■ Records for processing ■
-------------------------
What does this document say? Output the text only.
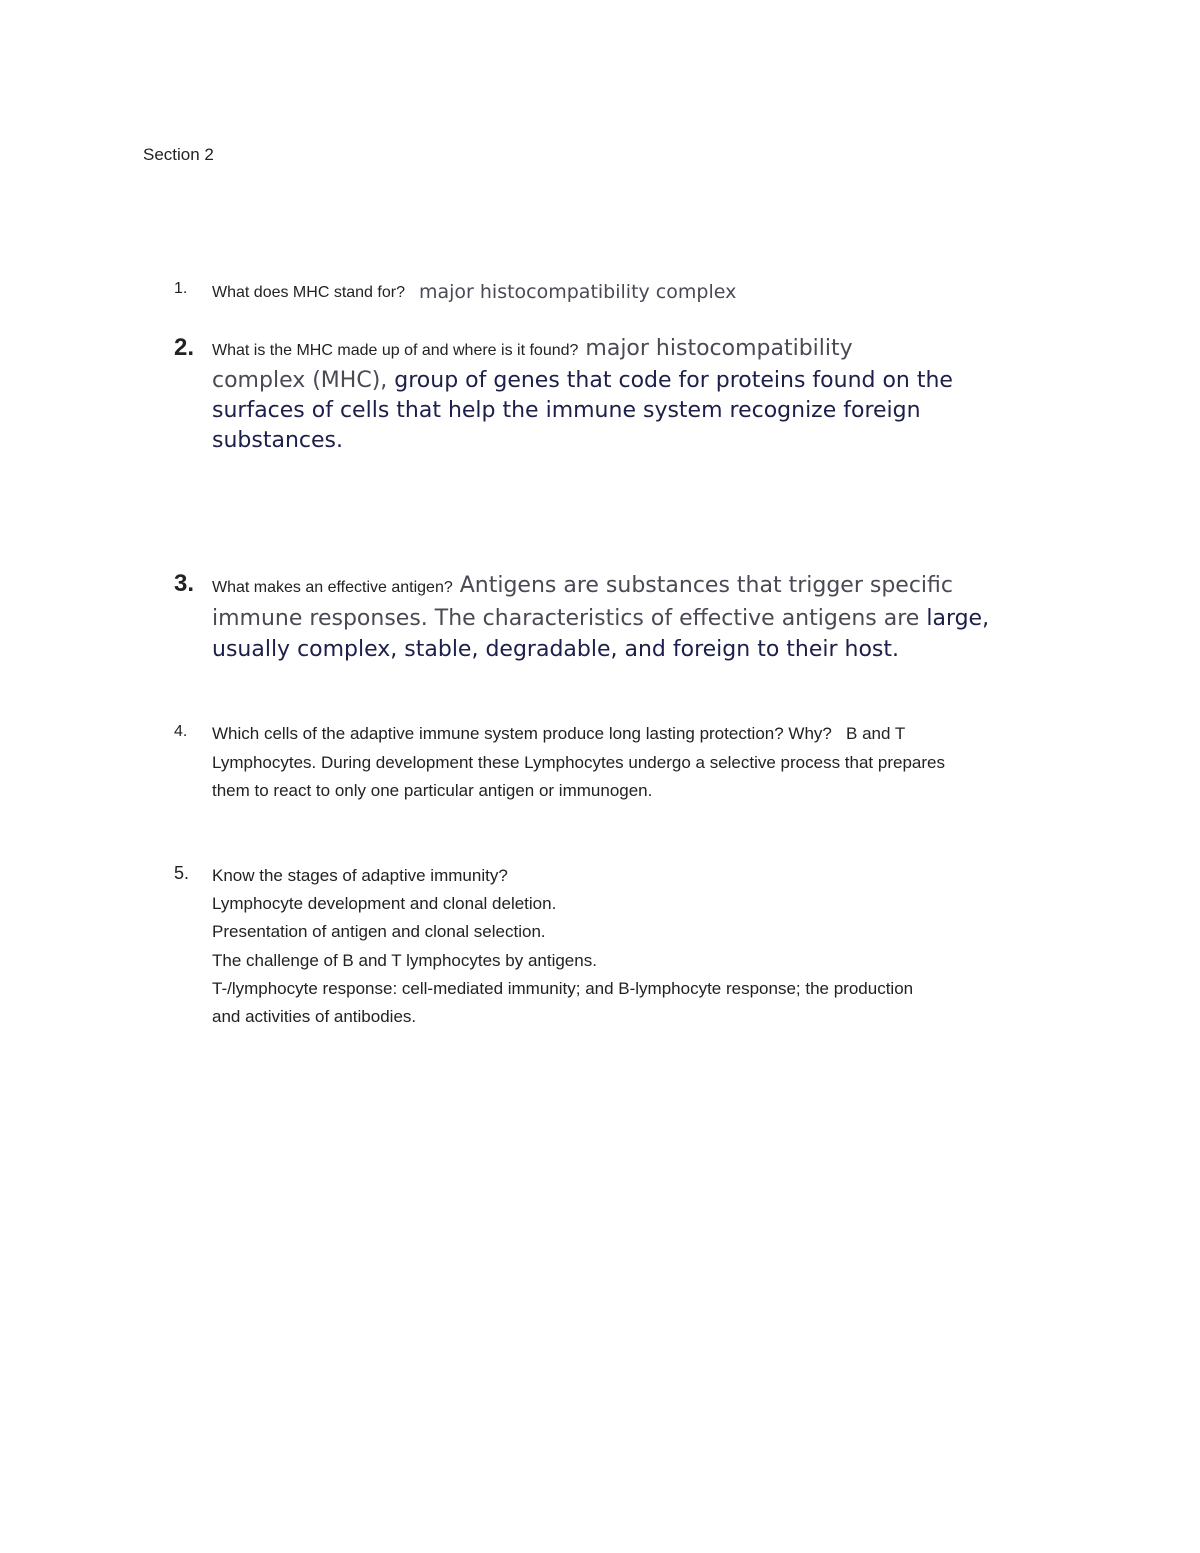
Section 2
1. What does MHC stand for? major histocompatibility complex
2. What is the MHC made up of and where is it found? major histocompatibility
complex (MHC), group of genes that code for proteins found on the
surfaces of cells that help the immune system recognize foreign
substances.
3. What makes an effective antigen? Antigens are substances that trigger specific
immune responses. The characteristics of effective antigens are large,
usually complex, stable, degradable, and foreign to their host.
4. Which cells of the adaptive immune system produce long lasting protection? Why?   B and T
Lymphocytes. During development these Lymphocytes undergo a selective process that prepares
them to react to only one particular antigen or immunogen.
5. Know the stages of adaptive immunity?
Lymphocyte development and clonal deletion.
Presentation of antigen and clonal selection.
The challenge of B and T lymphocytes by antigens.
T-/lymphocyte response: cell-mediated immunity; and B-lymphocyte response; the production
and activities of antibodies.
-------------------------
■ What you should do ■
Copy each line of the data that contains the word "foreign".

■ Exercise answer ■
surfaces of cells that help the immune system recognize foreign
usually complex, stable, degradable, and foreign to their host.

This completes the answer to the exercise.